» Job
Can you output the material exactly as written, minus any pictures it holds?

Collected data
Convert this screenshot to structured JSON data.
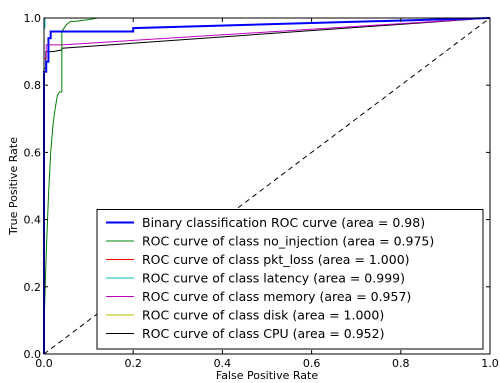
{
  "chart_data": {
    "type": "line",
    "xlabel": "False Positive Rate",
    "ylabel": "True Positive Rate",
    "xlim": [
      0.0,
      1.0
    ],
    "ylim": [
      0.0,
      1.0
    ],
    "x_ticks": [
      "0.0",
      "0.2",
      "0.4",
      "0.6",
      "0.8",
      "1.0"
    ],
    "y_ticks": [
      "0.0",
      "0.2",
      "0.4",
      "0.6",
      "0.8",
      "1.0"
    ],
    "x_tick_values": [
      0.0,
      0.2,
      0.4,
      0.6,
      0.8,
      1.0
    ],
    "y_tick_values": [
      0.0,
      0.2,
      0.4,
      0.6,
      0.8,
      1.0
    ],
    "grid": false,
    "legend_position": "lower-right",
    "reference_line": {
      "style": "dashed",
      "color": "#000000",
      "x": [
        0.0,
        1.0
      ],
      "y": [
        0.0,
        1.0
      ]
    },
    "series": [
      {
        "name": "Binary classification ROC curve (area = 0.98)",
        "color": "#0000ff",
        "width": "thick",
        "x": [
          0.0,
          0.0,
          0.005,
          0.005,
          0.01,
          0.01,
          0.015,
          0.015,
          0.02,
          0.02,
          0.2,
          0.2,
          1.0
        ],
        "y": [
          0.0,
          0.84,
          0.84,
          0.87,
          0.87,
          0.94,
          0.94,
          0.96,
          0.96,
          0.96,
          0.96,
          0.97,
          1.0
        ]
      },
      {
        "name": "ROC curve of class no_injection (area = 0.975)",
        "color": "#008000",
        "width": "thin",
        "x": [
          0.0,
          0.0,
          0.005,
          0.01,
          0.015,
          0.02,
          0.025,
          0.03,
          0.035,
          0.04,
          0.04,
          0.045,
          0.05,
          0.06,
          0.07,
          0.1,
          0.12,
          0.14,
          1.0
        ],
        "y": [
          0.0,
          0.08,
          0.3,
          0.47,
          0.6,
          0.68,
          0.73,
          0.77,
          0.78,
          0.78,
          0.96,
          0.97,
          0.98,
          0.99,
          0.99,
          0.995,
          1.0,
          1.0,
          1.0
        ]
      },
      {
        "name": "ROC curve of class pkt_loss (area = 1.000)",
        "color": "#ff0000",
        "width": "thin",
        "x": [
          0.0,
          0.0,
          1.0
        ],
        "y": [
          0.0,
          1.0,
          1.0
        ]
      },
      {
        "name": "ROC curve of class latency (area = 0.999)",
        "color": "#00bfbf",
        "width": "thin",
        "x": [
          0.0,
          0.0,
          0.002,
          0.002,
          1.0
        ],
        "y": [
          0.0,
          0.97,
          0.97,
          1.0,
          1.0
        ]
      },
      {
        "name": "ROC curve of class memory (area = 0.957)",
        "color": "#bf00bf",
        "width": "thin",
        "x": [
          0.0,
          0.0,
          0.005,
          0.005,
          0.04,
          0.04,
          1.0
        ],
        "y": [
          0.0,
          0.88,
          0.88,
          0.92,
          0.92,
          0.92,
          1.0
        ]
      },
      {
        "name": "ROC curve of class disk (area = 1.000)",
        "color": "#bfbf00",
        "width": "thin",
        "x": [
          0.0,
          0.0,
          1.0
        ],
        "y": [
          0.0,
          1.0,
          1.0
        ]
      },
      {
        "name": "ROC curve of class CPU (area = 0.952)",
        "color": "#000000",
        "width": "thin",
        "x": [
          0.0,
          0.0,
          0.004,
          0.004,
          0.02,
          0.04,
          0.04,
          1.0
        ],
        "y": [
          0.0,
          0.85,
          0.85,
          0.9,
          0.9,
          0.905,
          0.91,
          1.0
        ]
      }
    ]
  }
}
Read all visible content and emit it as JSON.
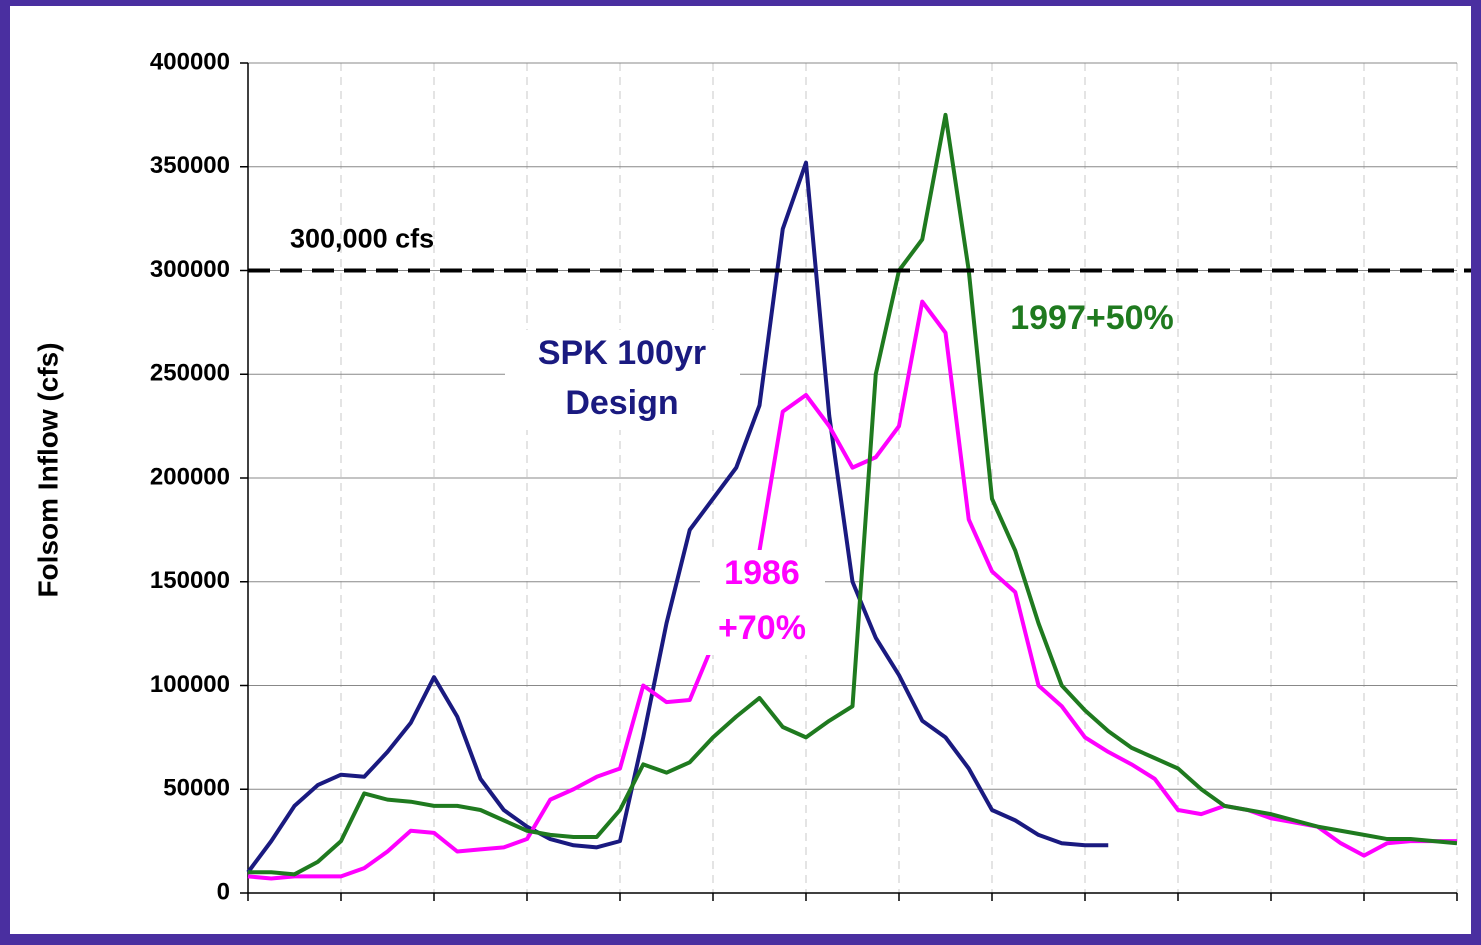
{
  "chart_data": {
    "type": "line",
    "y_label": "Folsom Inflow (cfs)",
    "ylim": [
      0,
      400000
    ],
    "yticks": [
      0,
      50000,
      100000,
      150000,
      200000,
      250000,
      300000,
      350000,
      400000
    ],
    "xlim": [
      0,
      13
    ],
    "xticks": [
      0,
      1,
      2,
      3,
      4,
      5,
      6,
      7,
      8,
      9,
      10,
      11,
      12,
      13
    ],
    "grid": true,
    "reference_line": {
      "value": 300000,
      "label": "300,000 cfs"
    },
    "x": [
      0,
      0.25,
      0.5,
      0.75,
      1,
      1.25,
      1.5,
      1.75,
      2,
      2.25,
      2.5,
      2.75,
      3,
      3.25,
      3.5,
      3.75,
      4,
      4.25,
      4.5,
      4.75,
      5,
      5.25,
      5.5,
      5.75,
      6,
      6.25,
      6.5,
      6.75,
      7,
      7.25,
      7.5,
      7.75,
      8,
      8.25,
      8.5,
      8.75,
      9,
      9.25,
      9.5,
      9.75,
      10,
      10.25,
      10.5,
      10.75,
      11,
      11.25,
      11.5,
      11.75,
      12,
      12.25,
      12.5,
      12.75,
      13
    ],
    "series": [
      {
        "name": [
          "SPK  100yr",
          "Design"
        ],
        "color": "#1a1a80",
        "values": [
          10000,
          25000,
          42000,
          52000,
          57000,
          56000,
          68000,
          82000,
          104000,
          85000,
          55000,
          40000,
          32000,
          26000,
          23000,
          22000,
          25000,
          75000,
          130000,
          175000,
          190000,
          205000,
          235000,
          320000,
          352000,
          230000,
          150000,
          123000,
          105000,
          83000,
          75000,
          60000,
          40000,
          35000,
          28000,
          24000,
          23000,
          23000,
          null,
          null,
          null,
          null,
          null,
          null,
          null,
          null,
          null,
          null,
          null,
          null,
          null,
          null,
          null
        ]
      },
      {
        "name": [
          "1986",
          "+70%"
        ],
        "color": "#ff00ff",
        "values": [
          8000,
          7000,
          8000,
          8000,
          8000,
          12000,
          20000,
          30000,
          29000,
          20000,
          21000,
          22000,
          26000,
          45000,
          50000,
          56000,
          60000,
          100000,
          92000,
          93000,
          120000,
          140000,
          165000,
          232000,
          240000,
          225000,
          205000,
          210000,
          225000,
          285000,
          270000,
          180000,
          155000,
          145000,
          100000,
          90000,
          75000,
          68000,
          62000,
          55000,
          40000,
          38000,
          42000,
          40000,
          36000,
          34000,
          32000,
          24000,
          18000,
          24000,
          25000,
          25000,
          25000
        ]
      },
      {
        "name": [
          "1997+50%"
        ],
        "color": "#1f7a1f",
        "values": [
          10000,
          10000,
          9000,
          15000,
          25000,
          48000,
          45000,
          44000,
          42000,
          42000,
          40000,
          35000,
          30000,
          28000,
          27000,
          27000,
          40000,
          62000,
          58000,
          63000,
          75000,
          85000,
          94000,
          80000,
          75000,
          83000,
          90000,
          250000,
          300000,
          315000,
          375000,
          300000,
          190000,
          165000,
          130000,
          100000,
          88000,
          78000,
          70000,
          65000,
          60000,
          50000,
          42000,
          40000,
          38000,
          35000,
          32000,
          30000,
          28000,
          26000,
          26000,
          25000,
          24000
        ]
      }
    ]
  }
}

» Solution to this problem
Convert this screenshot to structured JSON data.
{
  "chart_data": {
    "type": "line",
    "xlabel": "False Positive Rate",
    "ylabel": "True Positive Rate",
    "xlim": [
      0.0,
      1.0
    ],
    "ylim": [
      0.0,
      1.0
    ],
    "x_ticks": [
      "0.0",
      "0.2",
      "0.4",
      "0.6",
      "0.8",
      "1.0"
    ],
    "y_ticks": [
      "0.0",
      "0.2",
      "0.4",
      "0.6",
      "0.8",
      "1.0"
    ],
    "x_tick_values": [
      0.0,
      0.2,
      0.4,
      0.6,
      0.8,
      1.0
    ],
    "y_tick_values": [
      0.0,
      0.2,
      0.4,
      0.6,
      0.8,
      1.0
    ],
    "grid": false,
    "legend_position": "lower-right",
    "reference_line": {
      "style": "dashed",
      "color": "#000000",
      "x": [
        0.0,
        1.0
      ],
      "y": [
        0.0,
        1.0
      ]
    },
    "series": [
      {
        "name": "Binary classification ROC curve (area = 0.98)",
        "color": "#0000ff",
        "width": "thick",
        "x": [
          0.0,
          0.0,
          0.005,
          0.005,
          0.01,
          0.01,
          0.015,
          0.015,
          0.02,
          0.02,
          0.2,
          0.2,
          1.0
        ],
        "y": [
          0.0,
          0.84,
          0.84,
          0.87,
          0.87,
          0.94,
          0.94,
          0.96,
          0.96,
          0.96,
          0.96,
          0.97,
          1.0
        ]
      },
      {
        "name": "ROC curve of class no_injection (area = 0.975)",
        "color": "#008000",
        "width": "thin",
        "x": [
          0.0,
          0.0,
          0.005,
          0.01,
          0.015,
          0.02,
          0.025,
          0.03,
          0.035,
          0.04,
          0.04,
          0.045,
          0.05,
          0.06,
          0.07,
          0.1,
          0.12,
          0.14,
          1.0
        ],
        "y": [
          0.0,
          0.08,
          0.3,
          0.47,
          0.6,
          0.68,
          0.73,
          0.77,
          0.78,
          0.78,
          0.96,
          0.97,
          0.98,
          0.99,
          0.99,
          0.995,
          1.0,
          1.0,
          1.0
        ]
      },
      {
        "name": "ROC curve of class pkt_loss (area = 1.000)",
        "color": "#ff0000",
        "width": "thin",
        "x": [
          0.0,
          0.0,
          1.0
        ],
        "y": [
          0.0,
          1.0,
          1.0
        ]
      },
      {
        "name": "ROC curve of class latency (area = 0.999)",
        "color": "#00bfbf",
        "width": "thin",
        "x": [
          0.0,
          0.0,
          0.002,
          0.002,
          1.0
        ],
        "y": [
          0.0,
          0.97,
          0.97,
          1.0,
          1.0
        ]
      },
      {
        "name": "ROC curve of class memory (area = 0.957)",
        "color": "#bf00bf",
        "width": "thin",
        "x": [
          0.0,
          0.0,
          0.005,
          0.005,
          0.04,
          0.04,
          1.0
        ],
        "y": [
          0.0,
          0.88,
          0.88,
          0.92,
          0.92,
          0.92,
          1.0
        ]
      },
      {
        "name": "ROC curve of class disk (area = 1.000)",
        "color": "#bfbf00",
        "width": "thin",
        "x": [
          0.0,
          0.0,
          1.0
        ],
        "y": [
          0.0,
          1.0,
          1.0
        ]
      },
      {
        "name": "ROC curve of class CPU (area = 0.952)",
        "color": "#000000",
        "width": "thin",
        "x": [
          0.0,
          0.0,
          0.004,
          0.004,
          0.02,
          0.04,
          0.04,
          1.0
        ],
        "y": [
          0.0,
          0.85,
          0.85,
          0.9,
          0.9,
          0.905,
          0.91,
          1.0
        ]
      }
    ]
  }
}
Read all visible content and emit it as JSON.
{
  "chart_data": {
    "type": "line",
    "y_label": "Folsom Inflow (cfs)",
    "ylim": [
      0,
      400000
    ],
    "yticks": [
      0,
      50000,
      100000,
      150000,
      200000,
      250000,
      300000,
      350000,
      400000
    ],
    "xlim": [
      0,
      13
    ],
    "xticks": [
      0,
      1,
      2,
      3,
      4,
      5,
      6,
      7,
      8,
      9,
      10,
      11,
      12,
      13
    ],
    "grid": true,
    "reference_line": {
      "value": 300000,
      "label": "300,000 cfs"
    },
    "x": [
      0,
      0.25,
      0.5,
      0.75,
      1,
      1.25,
      1.5,
      1.75,
      2,
      2.25,
      2.5,
      2.75,
      3,
      3.25,
      3.5,
      3.75,
      4,
      4.25,
      4.5,
      4.75,
      5,
      5.25,
      5.5,
      5.75,
      6,
      6.25,
      6.5,
      6.75,
      7,
      7.25,
      7.5,
      7.75,
      8,
      8.25,
      8.5,
      8.75,
      9,
      9.25,
      9.5,
      9.75,
      10,
      10.25,
      10.5,
      10.75,
      11,
      11.25,
      11.5,
      11.75,
      12,
      12.25,
      12.5,
      12.75,
      13
    ],
    "series": [
      {
        "name": [
          "SPK  100yr",
          "Design"
        ],
        "color": "#1a1a80",
        "values": [
          10000,
          25000,
          42000,
          52000,
          57000,
          56000,
          68000,
          82000,
          104000,
          85000,
          55000,
          40000,
          32000,
          26000,
          23000,
          22000,
          25000,
          75000,
          130000,
          175000,
          190000,
          205000,
          235000,
          320000,
          352000,
          230000,
          150000,
          123000,
          105000,
          83000,
          75000,
          60000,
          40000,
          35000,
          28000,
          24000,
          23000,
          23000,
          null,
          null,
          null,
          null,
          null,
          null,
          null,
          null,
          null,
          null,
          null,
          null,
          null,
          null,
          null
        ]
      },
      {
        "name": [
          "1986",
          "+70%"
        ],
        "color": "#ff00ff",
        "values": [
          8000,
          7000,
          8000,
          8000,
          8000,
          12000,
          20000,
          30000,
          29000,
          20000,
          21000,
          22000,
          26000,
          45000,
          50000,
          56000,
          60000,
          100000,
          92000,
          93000,
          120000,
          140000,
          165000,
          232000,
          240000,
          225000,
          205000,
          210000,
          225000,
          285000,
          270000,
          180000,
          155000,
          145000,
          100000,
          90000,
          75000,
          68000,
          62000,
          55000,
          40000,
          38000,
          42000,
          40000,
          36000,
          34000,
          32000,
          24000,
          18000,
          24000,
          25000,
          25000,
          25000
        ]
      },
      {
        "name": [
          "1997+50%"
        ],
        "color": "#1f7a1f",
        "values": [
          10000,
          10000,
          9000,
          15000,
          25000,
          48000,
          45000,
          44000,
          42000,
          42000,
          40000,
          35000,
          30000,
          28000,
          27000,
          27000,
          40000,
          62000,
          58000,
          63000,
          75000,
          85000,
          94000,
          80000,
          75000,
          83000,
          90000,
          250000,
          300000,
          315000,
          375000,
          300000,
          190000,
          165000,
          130000,
          100000,
          88000,
          78000,
          70000,
          65000,
          60000,
          50000,
          42000,
          40000,
          38000,
          35000,
          32000,
          30000,
          28000,
          26000,
          26000,
          25000,
          24000
        ]
      }
    ]
  }
}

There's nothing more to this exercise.